Labeled box data:

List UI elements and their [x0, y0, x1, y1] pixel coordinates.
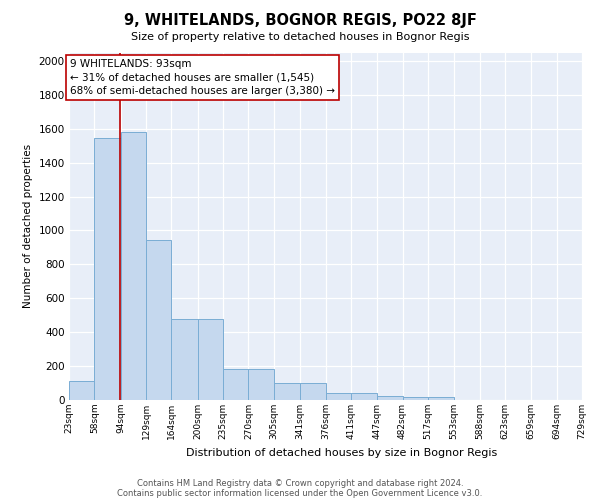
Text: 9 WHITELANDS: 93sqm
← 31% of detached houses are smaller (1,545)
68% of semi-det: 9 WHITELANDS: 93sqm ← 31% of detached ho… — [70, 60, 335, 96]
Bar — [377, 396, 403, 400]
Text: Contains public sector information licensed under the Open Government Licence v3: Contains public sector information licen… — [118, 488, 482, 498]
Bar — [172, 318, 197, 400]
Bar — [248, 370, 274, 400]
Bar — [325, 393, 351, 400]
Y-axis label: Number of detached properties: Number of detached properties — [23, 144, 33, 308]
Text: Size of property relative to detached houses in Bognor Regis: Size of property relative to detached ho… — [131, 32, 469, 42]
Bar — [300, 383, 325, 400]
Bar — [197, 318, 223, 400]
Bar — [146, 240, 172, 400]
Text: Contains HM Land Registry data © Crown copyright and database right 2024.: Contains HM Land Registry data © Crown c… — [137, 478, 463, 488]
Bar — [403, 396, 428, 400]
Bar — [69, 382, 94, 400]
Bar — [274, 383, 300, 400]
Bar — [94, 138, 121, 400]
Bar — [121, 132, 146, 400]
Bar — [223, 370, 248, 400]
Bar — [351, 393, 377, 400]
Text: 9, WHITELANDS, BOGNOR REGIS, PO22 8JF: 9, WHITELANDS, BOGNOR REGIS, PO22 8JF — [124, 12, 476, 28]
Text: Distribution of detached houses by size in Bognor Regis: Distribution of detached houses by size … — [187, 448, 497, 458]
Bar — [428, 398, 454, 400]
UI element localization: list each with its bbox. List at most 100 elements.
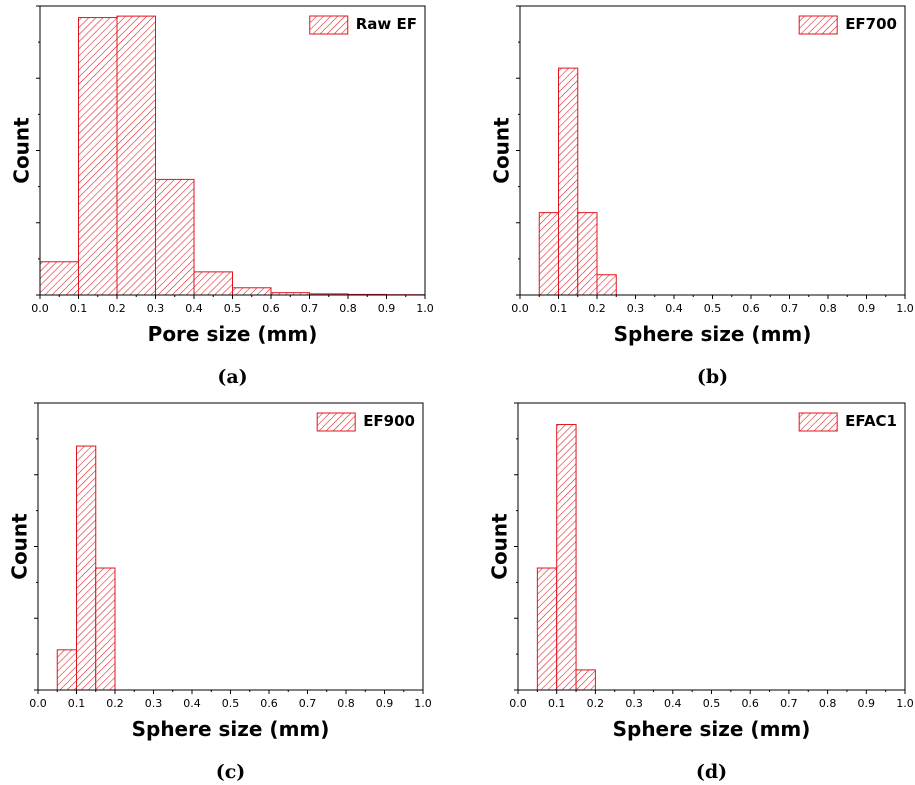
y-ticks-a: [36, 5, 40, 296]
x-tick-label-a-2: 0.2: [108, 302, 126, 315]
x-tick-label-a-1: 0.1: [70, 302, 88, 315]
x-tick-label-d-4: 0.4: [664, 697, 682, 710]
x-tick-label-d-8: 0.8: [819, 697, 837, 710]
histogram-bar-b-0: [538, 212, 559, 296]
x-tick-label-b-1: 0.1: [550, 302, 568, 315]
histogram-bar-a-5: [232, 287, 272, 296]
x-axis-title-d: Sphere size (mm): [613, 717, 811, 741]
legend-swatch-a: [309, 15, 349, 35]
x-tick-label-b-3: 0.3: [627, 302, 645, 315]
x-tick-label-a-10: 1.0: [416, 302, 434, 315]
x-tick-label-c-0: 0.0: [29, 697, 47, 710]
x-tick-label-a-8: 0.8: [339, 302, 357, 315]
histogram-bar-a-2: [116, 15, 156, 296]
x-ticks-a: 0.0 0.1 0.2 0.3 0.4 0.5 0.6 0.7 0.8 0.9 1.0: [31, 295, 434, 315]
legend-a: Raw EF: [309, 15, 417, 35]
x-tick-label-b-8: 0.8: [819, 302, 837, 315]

• **Challenge**: Find every line in the data above that contains the string "elements". Matching is case-sensitive; copy each such line in full.

• **Answer in full**:
List UI elements and their [x0, y0, x1, y1] pixel coordinates.
UI element localization: list each with its bbox. List at most 100 elements.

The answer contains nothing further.